**Task to carry out:**
Lines containing the string "that" are to be collected in full.

**Source data:**
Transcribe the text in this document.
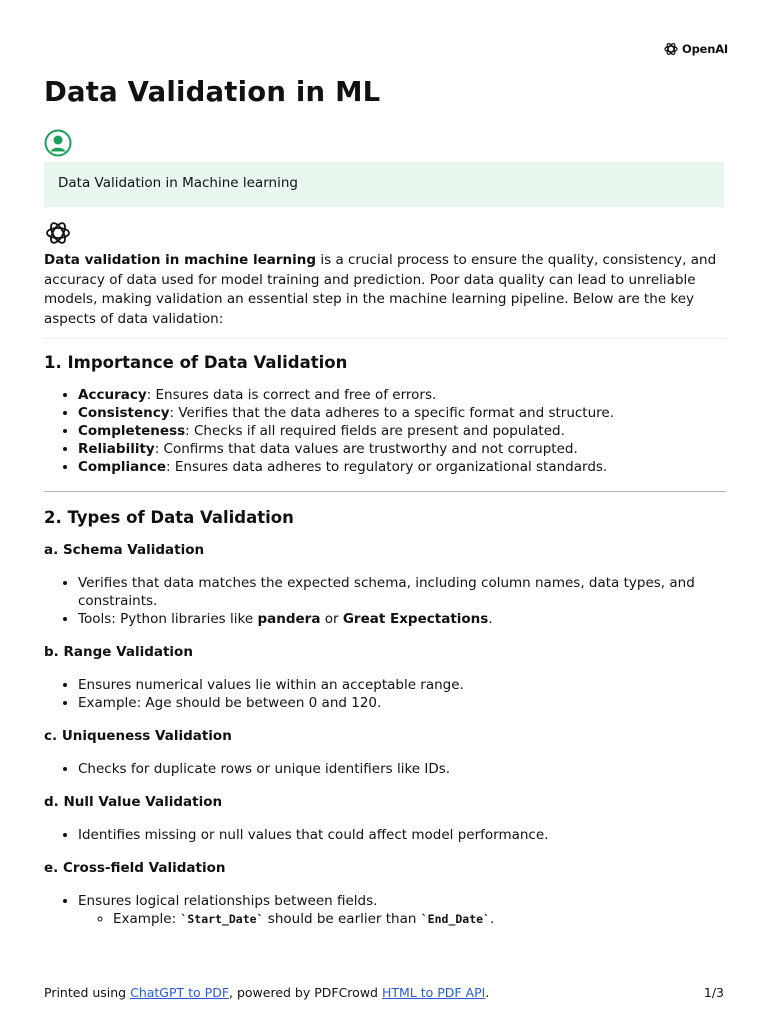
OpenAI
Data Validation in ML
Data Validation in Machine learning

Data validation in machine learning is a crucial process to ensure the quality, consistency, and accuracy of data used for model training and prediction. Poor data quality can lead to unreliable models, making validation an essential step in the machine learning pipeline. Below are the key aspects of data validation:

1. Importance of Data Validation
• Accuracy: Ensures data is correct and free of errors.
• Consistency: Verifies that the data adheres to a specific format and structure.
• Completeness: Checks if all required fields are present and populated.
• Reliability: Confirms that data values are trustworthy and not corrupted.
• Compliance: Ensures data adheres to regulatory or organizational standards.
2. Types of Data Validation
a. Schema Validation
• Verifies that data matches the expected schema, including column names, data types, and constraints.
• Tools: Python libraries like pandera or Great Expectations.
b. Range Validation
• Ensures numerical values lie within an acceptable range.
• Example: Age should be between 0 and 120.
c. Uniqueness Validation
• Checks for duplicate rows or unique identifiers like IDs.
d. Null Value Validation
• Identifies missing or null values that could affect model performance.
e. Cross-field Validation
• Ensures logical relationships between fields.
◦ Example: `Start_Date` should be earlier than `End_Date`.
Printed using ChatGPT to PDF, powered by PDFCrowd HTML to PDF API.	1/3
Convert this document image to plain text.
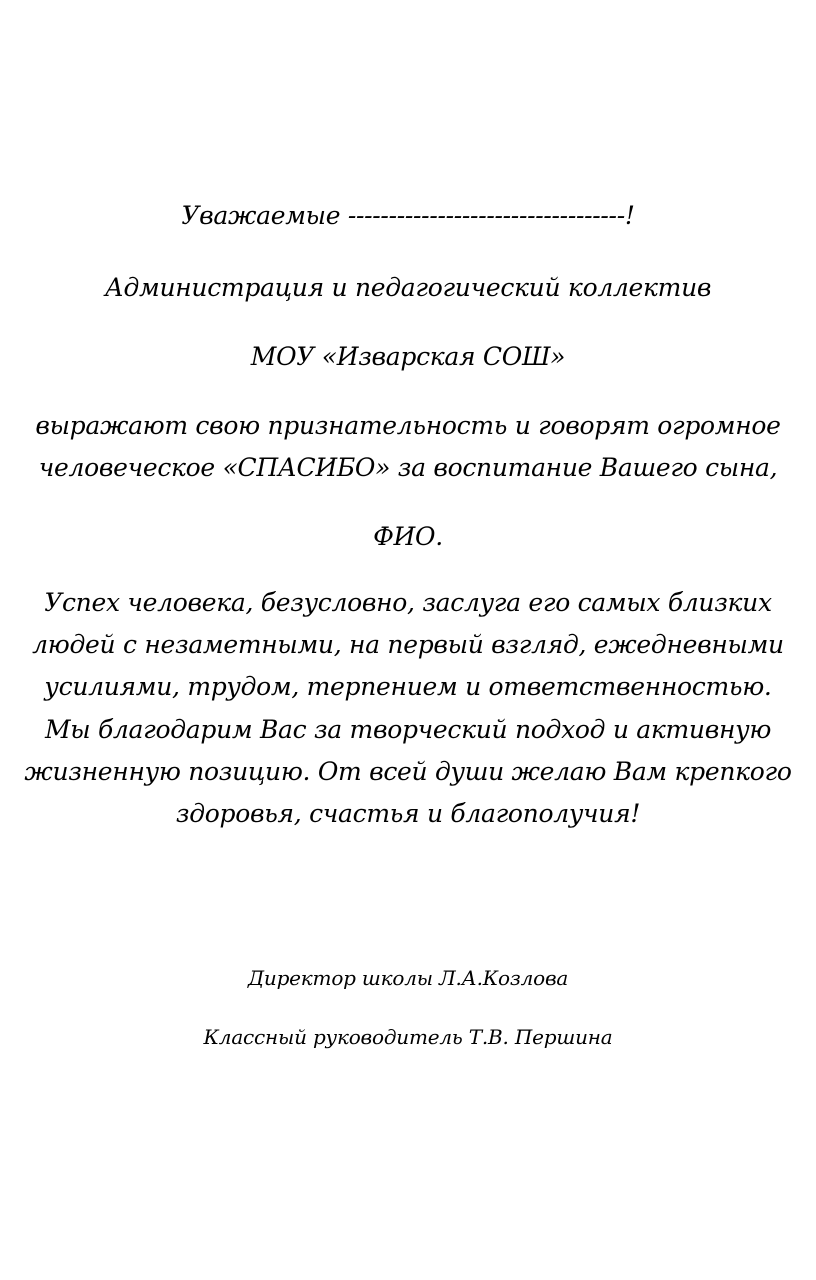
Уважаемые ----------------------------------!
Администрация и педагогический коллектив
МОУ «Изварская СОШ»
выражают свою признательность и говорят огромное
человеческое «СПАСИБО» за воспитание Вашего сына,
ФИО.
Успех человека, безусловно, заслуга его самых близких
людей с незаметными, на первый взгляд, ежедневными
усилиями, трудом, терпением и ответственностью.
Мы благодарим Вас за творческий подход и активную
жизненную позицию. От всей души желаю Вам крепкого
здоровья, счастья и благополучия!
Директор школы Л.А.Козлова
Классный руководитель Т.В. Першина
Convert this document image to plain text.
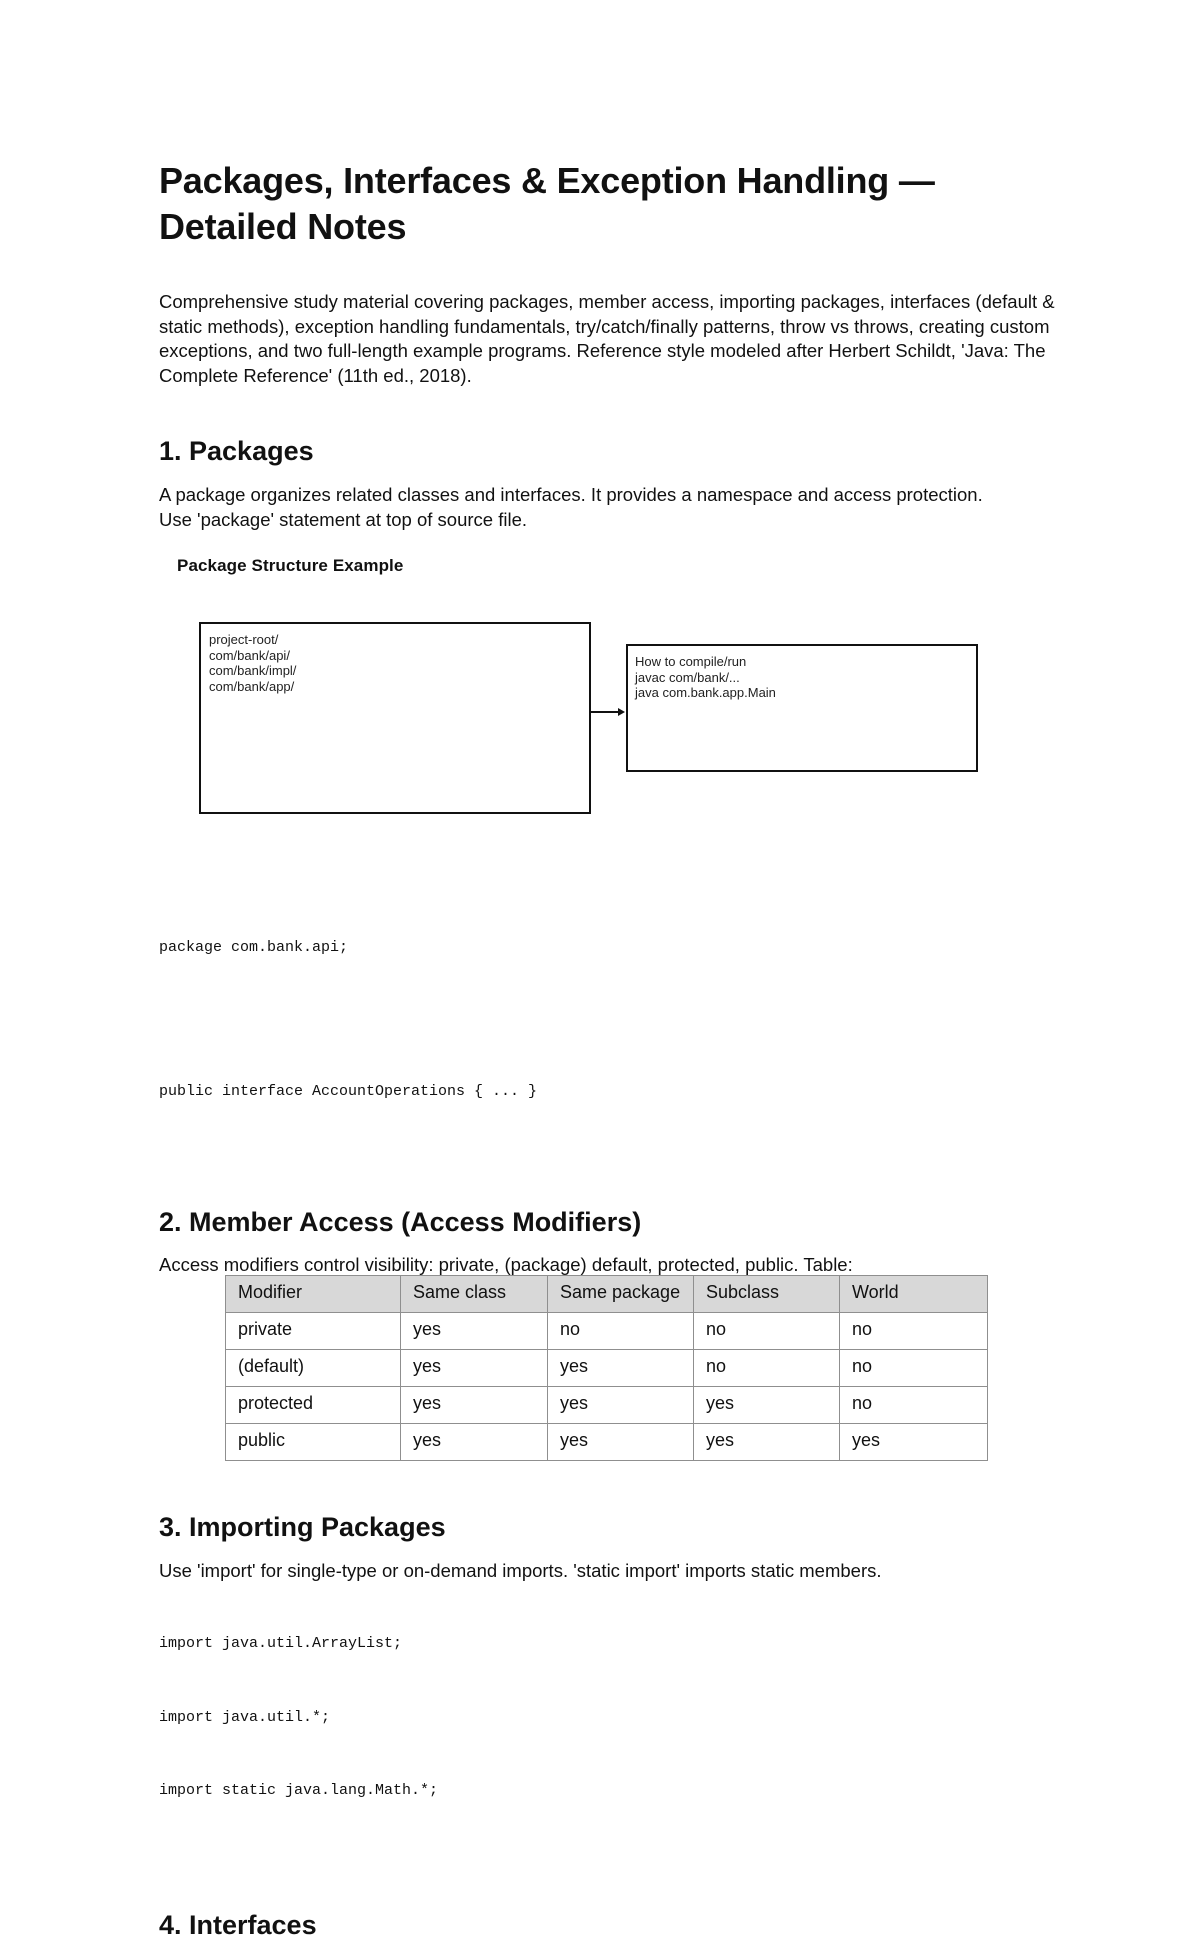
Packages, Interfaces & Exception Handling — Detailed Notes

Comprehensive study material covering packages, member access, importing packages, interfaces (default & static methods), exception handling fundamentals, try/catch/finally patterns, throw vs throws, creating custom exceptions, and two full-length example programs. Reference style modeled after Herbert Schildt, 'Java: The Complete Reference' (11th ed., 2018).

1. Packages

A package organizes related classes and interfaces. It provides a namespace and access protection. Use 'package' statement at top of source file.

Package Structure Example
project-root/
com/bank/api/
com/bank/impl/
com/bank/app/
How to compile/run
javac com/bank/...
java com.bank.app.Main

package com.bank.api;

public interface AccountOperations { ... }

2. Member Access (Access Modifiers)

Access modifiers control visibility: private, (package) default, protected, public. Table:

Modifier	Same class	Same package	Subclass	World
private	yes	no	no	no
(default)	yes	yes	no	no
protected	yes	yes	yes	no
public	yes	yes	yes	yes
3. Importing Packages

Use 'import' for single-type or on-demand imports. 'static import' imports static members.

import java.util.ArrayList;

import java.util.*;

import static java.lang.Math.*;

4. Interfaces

**The completed task:**
• Consistency: Verifies that the data adheres to a specific format and structure.
• Reliability: Confirms that data values are trustworthy and not corrupted.
• Verifies that data matches the expected schema, including column names, data types, and constraints.
• Identifies missing or null values that could affect model performance.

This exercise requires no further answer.